ATIVIDADE 1 ▸
Responda com base no texto sobre os défices de Portugal e Espanha:
(a) Em que data se reuniu o Conselho de Economia e Finanças?
(b) Segundo a decisão, como foi o esforço orçamental em comparação com o recomendado?
(c) De que Antonio Saraiva diz estar certo que o Governo Português fará?
ATIVIDADE 2 ▸
Por favor, transcreva sem alterações o trecho do texto sobre os défices de Portugal e Espanha, de "Tal como esperado, o" a "Portugal e Espanha.".

TEXTO FORNECIDO ▸
------------------------------------------------------------------------
Tal como esperado, o Conselho de Economia e Finanças reunido a 12 de julho adotou uma decisão que confirma a avaliação da Comissão Europeia sobre os défice de Portugal e Espanha.

De acordo com esta decisão, Portugal e Espanha “não tomaram ações efetivas na resposta às recomendações de medidas para corrigir os défices excessivos” e “o esforço orçamental foi significativamente mais fraco do que o recomendado”.

Antonio Saraiva afirmou “Estou certo que o Governo Português fará tudo o que está ao seu alcance para que a Comissão Europeia proponha a anulação do montante da multa”, refere ainda “acredito na capacidade de discernimento político das instituições europeias, o seu sentido de justiça e a sua coerência com uma visão de futuro para a Europa.”
------------------------------------------------------------------------
(Entradas guardadas)
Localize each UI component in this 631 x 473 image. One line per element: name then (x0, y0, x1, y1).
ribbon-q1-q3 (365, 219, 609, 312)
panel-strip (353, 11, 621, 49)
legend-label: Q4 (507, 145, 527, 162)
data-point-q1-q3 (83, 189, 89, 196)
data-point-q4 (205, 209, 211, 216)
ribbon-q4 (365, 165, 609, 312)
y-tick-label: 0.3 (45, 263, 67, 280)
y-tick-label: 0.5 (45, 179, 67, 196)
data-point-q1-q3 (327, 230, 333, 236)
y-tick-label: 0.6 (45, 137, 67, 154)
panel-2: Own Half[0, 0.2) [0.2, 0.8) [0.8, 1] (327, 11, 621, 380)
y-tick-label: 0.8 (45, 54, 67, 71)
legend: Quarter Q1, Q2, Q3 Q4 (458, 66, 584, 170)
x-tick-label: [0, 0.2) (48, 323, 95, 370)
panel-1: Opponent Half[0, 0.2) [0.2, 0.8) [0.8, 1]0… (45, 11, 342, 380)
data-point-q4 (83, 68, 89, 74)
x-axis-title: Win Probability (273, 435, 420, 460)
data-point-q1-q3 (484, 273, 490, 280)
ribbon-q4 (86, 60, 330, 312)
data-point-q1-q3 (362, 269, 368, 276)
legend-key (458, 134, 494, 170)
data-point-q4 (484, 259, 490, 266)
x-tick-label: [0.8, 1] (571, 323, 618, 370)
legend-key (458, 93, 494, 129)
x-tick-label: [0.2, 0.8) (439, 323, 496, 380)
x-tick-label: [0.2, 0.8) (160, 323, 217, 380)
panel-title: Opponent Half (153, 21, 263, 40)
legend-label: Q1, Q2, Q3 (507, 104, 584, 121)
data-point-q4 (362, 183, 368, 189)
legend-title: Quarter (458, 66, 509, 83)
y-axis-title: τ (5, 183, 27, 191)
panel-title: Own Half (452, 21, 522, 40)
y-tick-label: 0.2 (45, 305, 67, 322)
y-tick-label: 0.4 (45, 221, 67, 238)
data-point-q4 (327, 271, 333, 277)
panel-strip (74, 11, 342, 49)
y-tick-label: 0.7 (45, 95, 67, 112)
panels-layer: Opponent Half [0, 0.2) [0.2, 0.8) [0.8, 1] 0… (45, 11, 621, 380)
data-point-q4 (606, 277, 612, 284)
------------------------------------------------------------------------
SUA RESPOSTA 1 ▸
(a) A 12 de julho.
(b) Foi significativamente mais fraco do que o recomendado.
(c) Tudo o que está ao seu alcance para que a Comissão Europeia proponha a anulação do montante da multa.

SUA RESPOSTA 2 ▸
Tal como esperado, o Conselho de Economia e Finanças reunido a 12 de julho adotou uma decisão que confirma a avaliação da Comissão Europeia sobre os défice de Portugal e Espanha.